▶ What the exercise asks: Exclude all pictures, then copy each of the records exactly as written.

-- START OF Given records --

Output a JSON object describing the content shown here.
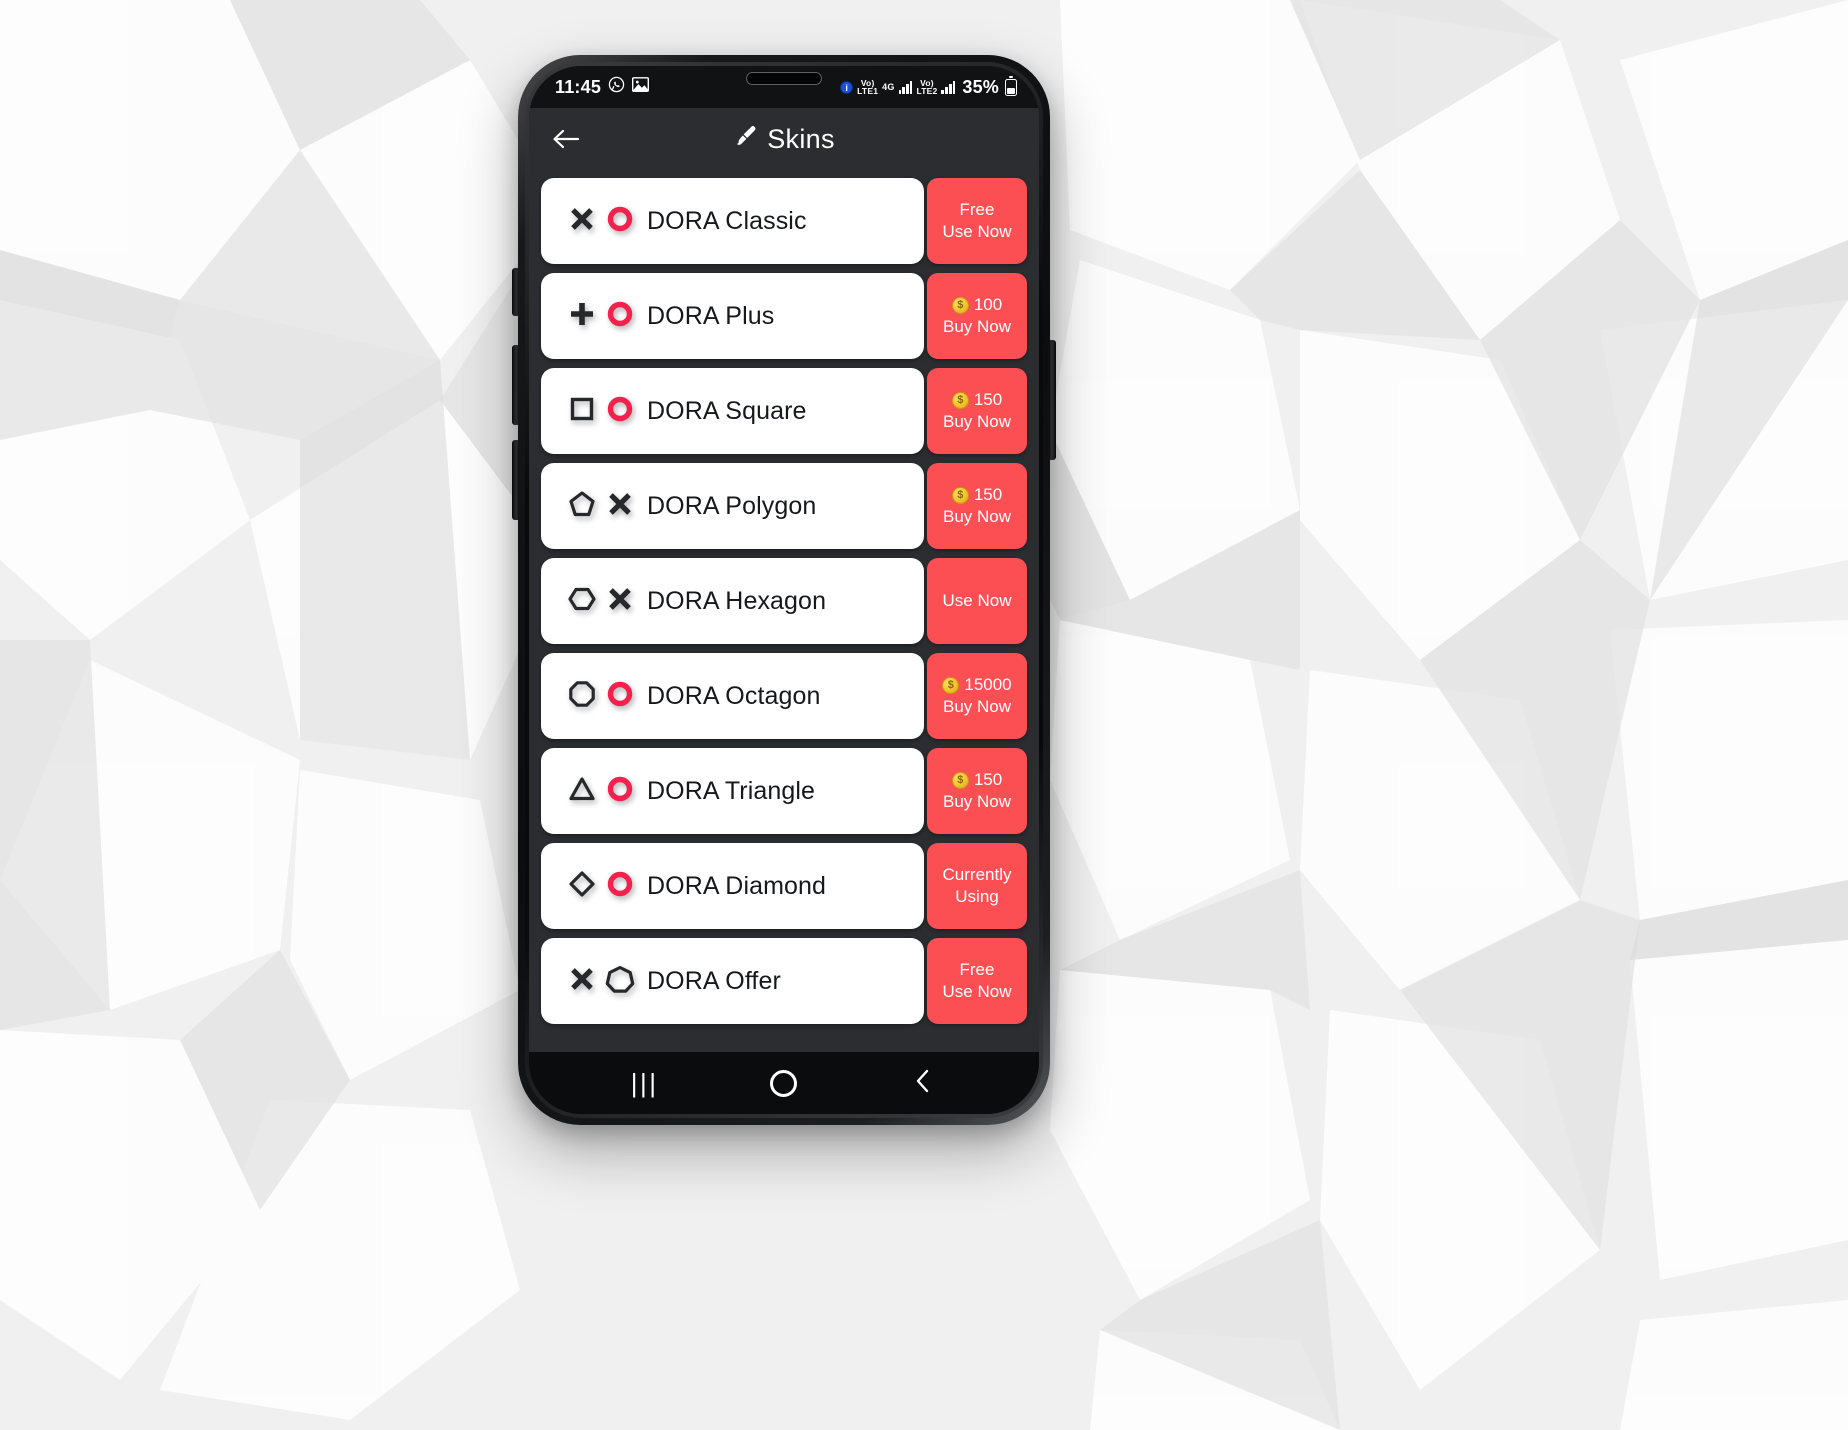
{
  "status_bar": {
    "time": "11:45",
    "left_icons": [
      "whatsapp-icon",
      "image-icon"
    ],
    "info_dot": "notification-dot-icon",
    "sim1": {
      "line1": "Vo)",
      "line2": "LTE1"
    },
    "network": "4G",
    "sim2": {
      "line1": "Vo)",
      "line2": "LTE2"
    },
    "battery_percent": "35%"
  },
  "app_bar": {
    "back_label": "back-arrow",
    "title": "Skins",
    "title_icon": "paintbrush-icon"
  },
  "colors": {
    "accent": "#fb4f53",
    "ring": "#f4214e",
    "coin": "#f2c028",
    "app_bg": "#2b2d31",
    "card_bg": "#ffffff",
    "text_dark": "#16181c"
  },
  "skins": [
    {
      "name": "DORA Classic",
      "icon_left": "cross-icon",
      "icon_right": "circle-ring-icon",
      "action": {
        "top": "Free",
        "bottom": "Use Now",
        "has_coin": false,
        "state": "free"
      }
    },
    {
      "name": "DORA Plus",
      "icon_left": "plus-icon",
      "icon_right": "circle-ring-icon",
      "action": {
        "top": "100",
        "bottom": "Buy Now",
        "has_coin": true,
        "state": "buy"
      }
    },
    {
      "name": "DORA Square",
      "icon_left": "square-icon",
      "icon_right": "circle-ring-icon",
      "action": {
        "top": "150",
        "bottom": "Buy Now",
        "has_coin": true,
        "state": "buy"
      }
    },
    {
      "name": "DORA Polygon",
      "icon_left": "pentagon-icon",
      "icon_right": "cross-icon",
      "action": {
        "top": "150",
        "bottom": "Buy Now",
        "has_coin": true,
        "state": "buy"
      }
    },
    {
      "name": "DORA Hexagon",
      "icon_left": "hexagon-icon",
      "icon_right": "cross-icon",
      "action": {
        "top": "",
        "bottom": "Use Now",
        "has_coin": false,
        "state": "owned"
      }
    },
    {
      "name": "DORA Octagon",
      "icon_left": "octagon-icon",
      "icon_right": "circle-ring-icon",
      "action": {
        "top": "15000",
        "bottom": "Buy Now",
        "has_coin": true,
        "state": "buy"
      }
    },
    {
      "name": "DORA Triangle",
      "icon_left": "triangle-icon",
      "icon_right": "circle-ring-icon",
      "action": {
        "top": "150",
        "bottom": "Buy Now",
        "has_coin": true,
        "state": "buy"
      }
    },
    {
      "name": "DORA Diamond",
      "icon_left": "diamond-icon",
      "icon_right": "circle-ring-icon",
      "action": {
        "top": "Currently",
        "bottom": "Using",
        "has_coin": false,
        "state": "current"
      }
    },
    {
      "name": "DORA Offer",
      "icon_left": "cross-icon",
      "icon_right": "heptagon-icon",
      "action": {
        "top": "Free",
        "bottom": "Use Now",
        "has_coin": false,
        "state": "free"
      }
    }
  ],
  "nav_bar": {
    "recents": "|||",
    "home": "home-circle-icon",
    "back": "back-chevron-icon"
  }
}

-- END OF Given records --

▶ Exercise response:
Output a JSON object describing the content shown here.
{
  "status_bar": {
    "time": "11:45",
    "left_icons": [
      "whatsapp-icon",
      "image-icon"
    ],
    "info_dot": "notification-dot-icon",
    "sim1": {
      "line1": "Vo)",
      "line2": "LTE1"
    },
    "network": "4G",
    "sim2": {
      "line1": "Vo)",
      "line2": "LTE2"
    },
    "battery_percent": "35%"
  },
  "app_bar": {
    "back_label": "back-arrow",
    "title": "Skins",
    "title_icon": "paintbrush-icon"
  },
  "colors": {
    "accent": "#fb4f53",
    "ring": "#f4214e",
    "coin": "#f2c028",
    "app_bg": "#2b2d31",
    "card_bg": "#ffffff",
    "text_dark": "#16181c"
  },
  "skins": [
    {
      "name": "DORA Classic",
      "icon_left": "cross-icon",
      "icon_right": "circle-ring-icon",
      "action": {
        "top": "Free",
        "bottom": "Use Now",
        "has_coin": false,
        "state": "free"
      }
    },
    {
      "name": "DORA Plus",
      "icon_left": "plus-icon",
      "icon_right": "circle-ring-icon",
      "action": {
        "top": "100",
        "bottom": "Buy Now",
        "has_coin": true,
        "state": "buy"
      }
    },
    {
      "name": "DORA Square",
      "icon_left": "square-icon",
      "icon_right": "circle-ring-icon",
      "action": {
        "top": "150",
        "bottom": "Buy Now",
        "has_coin": true,
        "state": "buy"
      }
    },
    {
      "name": "DORA Polygon",
      "icon_left": "pentagon-icon",
      "icon_right": "cross-icon",
      "action": {
        "top": "150",
        "bottom": "Buy Now",
        "has_coin": true,
        "state": "buy"
      }
    },
    {
      "name": "DORA Hexagon",
      "icon_left": "hexagon-icon",
      "icon_right": "cross-icon",
      "action": {
        "top": "",
        "bottom": "Use Now",
        "has_coin": false,
        "state": "owned"
      }
    },
    {
      "name": "DORA Octagon",
      "icon_left": "octagon-icon",
      "icon_right": "circle-ring-icon",
      "action": {
        "top": "15000",
        "bottom": "Buy Now",
        "has_coin": true,
        "state": "buy"
      }
    },
    {
      "name": "DORA Triangle",
      "icon_left": "triangle-icon",
      "icon_right": "circle-ring-icon",
      "action": {
        "top": "150",
        "bottom": "Buy Now",
        "has_coin": true,
        "state": "buy"
      }
    },
    {
      "name": "DORA Diamond",
      "icon_left": "diamond-icon",
      "icon_right": "circle-ring-icon",
      "action": {
        "top": "Currently",
        "bottom": "Using",
        "has_coin": false,
        "state": "current"
      }
    },
    {
      "name": "DORA Offer",
      "icon_left": "cross-icon",
      "icon_right": "heptagon-icon",
      "action": {
        "top": "Free",
        "bottom": "Use Now",
        "has_coin": false,
        "state": "free"
      }
    }
  ],
  "nav_bar": {
    "recents": "|||",
    "home": "home-circle-icon",
    "back": "back-chevron-icon"
  }
}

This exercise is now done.